**GOAL**
Which lines contain the word "конечник"? Return each of them as written.

## begin SUPPLIED DATA

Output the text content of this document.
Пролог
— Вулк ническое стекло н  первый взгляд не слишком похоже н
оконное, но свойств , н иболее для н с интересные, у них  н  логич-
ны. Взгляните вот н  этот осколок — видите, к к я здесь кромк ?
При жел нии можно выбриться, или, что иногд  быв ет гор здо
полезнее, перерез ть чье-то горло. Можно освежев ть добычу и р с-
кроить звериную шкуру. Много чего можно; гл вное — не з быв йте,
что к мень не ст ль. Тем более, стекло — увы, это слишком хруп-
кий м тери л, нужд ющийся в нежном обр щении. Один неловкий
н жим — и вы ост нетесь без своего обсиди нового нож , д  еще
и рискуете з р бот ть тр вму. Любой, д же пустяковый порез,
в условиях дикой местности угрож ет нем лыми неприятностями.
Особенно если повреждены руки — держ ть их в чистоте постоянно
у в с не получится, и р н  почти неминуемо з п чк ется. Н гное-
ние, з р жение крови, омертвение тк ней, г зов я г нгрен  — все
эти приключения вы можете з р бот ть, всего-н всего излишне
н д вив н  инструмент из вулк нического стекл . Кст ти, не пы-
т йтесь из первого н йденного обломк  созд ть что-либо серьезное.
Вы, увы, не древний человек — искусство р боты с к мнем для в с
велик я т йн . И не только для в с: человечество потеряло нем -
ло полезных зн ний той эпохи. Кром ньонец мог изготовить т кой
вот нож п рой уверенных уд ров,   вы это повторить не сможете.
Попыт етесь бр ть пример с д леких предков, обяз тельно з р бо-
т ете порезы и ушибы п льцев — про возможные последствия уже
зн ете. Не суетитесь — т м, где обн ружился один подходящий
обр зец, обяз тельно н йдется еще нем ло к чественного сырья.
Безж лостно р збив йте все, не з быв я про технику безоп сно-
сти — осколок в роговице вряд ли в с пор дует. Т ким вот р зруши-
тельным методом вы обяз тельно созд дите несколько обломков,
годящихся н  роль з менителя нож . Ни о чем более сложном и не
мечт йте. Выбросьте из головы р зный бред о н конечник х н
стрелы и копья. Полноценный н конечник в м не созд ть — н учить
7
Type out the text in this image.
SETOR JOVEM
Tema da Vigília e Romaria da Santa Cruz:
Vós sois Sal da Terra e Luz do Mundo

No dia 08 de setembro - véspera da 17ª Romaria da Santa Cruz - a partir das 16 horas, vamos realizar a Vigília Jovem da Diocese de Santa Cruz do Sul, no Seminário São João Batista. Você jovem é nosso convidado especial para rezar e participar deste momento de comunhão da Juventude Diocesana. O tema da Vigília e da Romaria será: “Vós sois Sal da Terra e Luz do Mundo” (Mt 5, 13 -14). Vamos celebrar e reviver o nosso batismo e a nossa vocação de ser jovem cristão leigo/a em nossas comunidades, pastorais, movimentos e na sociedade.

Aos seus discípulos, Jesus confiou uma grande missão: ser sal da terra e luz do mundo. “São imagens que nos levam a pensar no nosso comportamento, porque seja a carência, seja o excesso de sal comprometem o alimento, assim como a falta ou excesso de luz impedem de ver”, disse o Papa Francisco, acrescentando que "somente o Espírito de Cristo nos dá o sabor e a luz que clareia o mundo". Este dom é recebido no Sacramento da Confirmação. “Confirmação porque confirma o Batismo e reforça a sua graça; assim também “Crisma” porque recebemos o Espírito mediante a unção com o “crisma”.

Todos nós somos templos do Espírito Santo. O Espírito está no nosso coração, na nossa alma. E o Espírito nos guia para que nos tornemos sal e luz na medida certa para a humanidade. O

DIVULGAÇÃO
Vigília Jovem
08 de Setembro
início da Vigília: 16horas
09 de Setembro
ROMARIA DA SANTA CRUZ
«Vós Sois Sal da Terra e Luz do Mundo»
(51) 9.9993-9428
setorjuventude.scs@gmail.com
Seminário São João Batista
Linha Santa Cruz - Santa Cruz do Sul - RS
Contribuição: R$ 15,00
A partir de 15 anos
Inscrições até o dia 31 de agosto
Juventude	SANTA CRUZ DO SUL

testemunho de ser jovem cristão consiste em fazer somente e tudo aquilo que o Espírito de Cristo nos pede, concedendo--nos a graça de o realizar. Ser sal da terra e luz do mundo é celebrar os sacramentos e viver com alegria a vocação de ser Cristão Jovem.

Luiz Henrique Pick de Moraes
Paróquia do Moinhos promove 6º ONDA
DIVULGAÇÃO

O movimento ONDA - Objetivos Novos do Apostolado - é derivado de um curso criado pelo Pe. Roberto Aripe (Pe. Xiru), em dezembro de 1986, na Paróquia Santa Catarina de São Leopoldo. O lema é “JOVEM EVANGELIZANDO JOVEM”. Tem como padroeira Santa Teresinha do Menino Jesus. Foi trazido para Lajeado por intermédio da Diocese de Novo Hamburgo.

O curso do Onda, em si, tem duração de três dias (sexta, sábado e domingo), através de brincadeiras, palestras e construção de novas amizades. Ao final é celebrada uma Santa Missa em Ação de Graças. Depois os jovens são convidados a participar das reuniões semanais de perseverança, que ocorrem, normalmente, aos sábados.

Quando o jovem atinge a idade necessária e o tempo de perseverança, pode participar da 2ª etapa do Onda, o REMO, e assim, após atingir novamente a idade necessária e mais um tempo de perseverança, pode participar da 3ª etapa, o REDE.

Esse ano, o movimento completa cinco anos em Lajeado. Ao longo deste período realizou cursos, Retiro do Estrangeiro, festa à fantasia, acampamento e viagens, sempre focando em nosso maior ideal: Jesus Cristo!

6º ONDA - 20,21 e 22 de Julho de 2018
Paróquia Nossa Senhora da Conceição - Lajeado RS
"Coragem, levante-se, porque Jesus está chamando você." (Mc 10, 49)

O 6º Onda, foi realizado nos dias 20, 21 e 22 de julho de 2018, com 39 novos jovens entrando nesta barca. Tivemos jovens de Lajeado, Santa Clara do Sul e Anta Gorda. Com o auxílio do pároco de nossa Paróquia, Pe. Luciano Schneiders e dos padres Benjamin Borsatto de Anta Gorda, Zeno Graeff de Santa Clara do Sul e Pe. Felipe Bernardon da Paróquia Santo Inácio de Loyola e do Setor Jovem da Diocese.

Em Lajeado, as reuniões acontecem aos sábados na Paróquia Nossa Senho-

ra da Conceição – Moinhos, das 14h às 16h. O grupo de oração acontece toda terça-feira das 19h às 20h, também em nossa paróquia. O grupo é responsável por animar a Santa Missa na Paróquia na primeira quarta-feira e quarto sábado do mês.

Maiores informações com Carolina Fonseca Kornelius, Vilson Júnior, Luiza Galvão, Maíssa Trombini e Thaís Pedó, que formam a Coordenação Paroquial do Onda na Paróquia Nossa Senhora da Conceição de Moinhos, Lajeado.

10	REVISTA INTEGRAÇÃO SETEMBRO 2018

## end SUPPLIED DATA

**SOLUTION TO THIS EXERCISE**
мечт йте. Выбросьте из головы р зный бред о н конечник х н
стрелы и копья. Полноценный н конечник в м не созд ть — н учить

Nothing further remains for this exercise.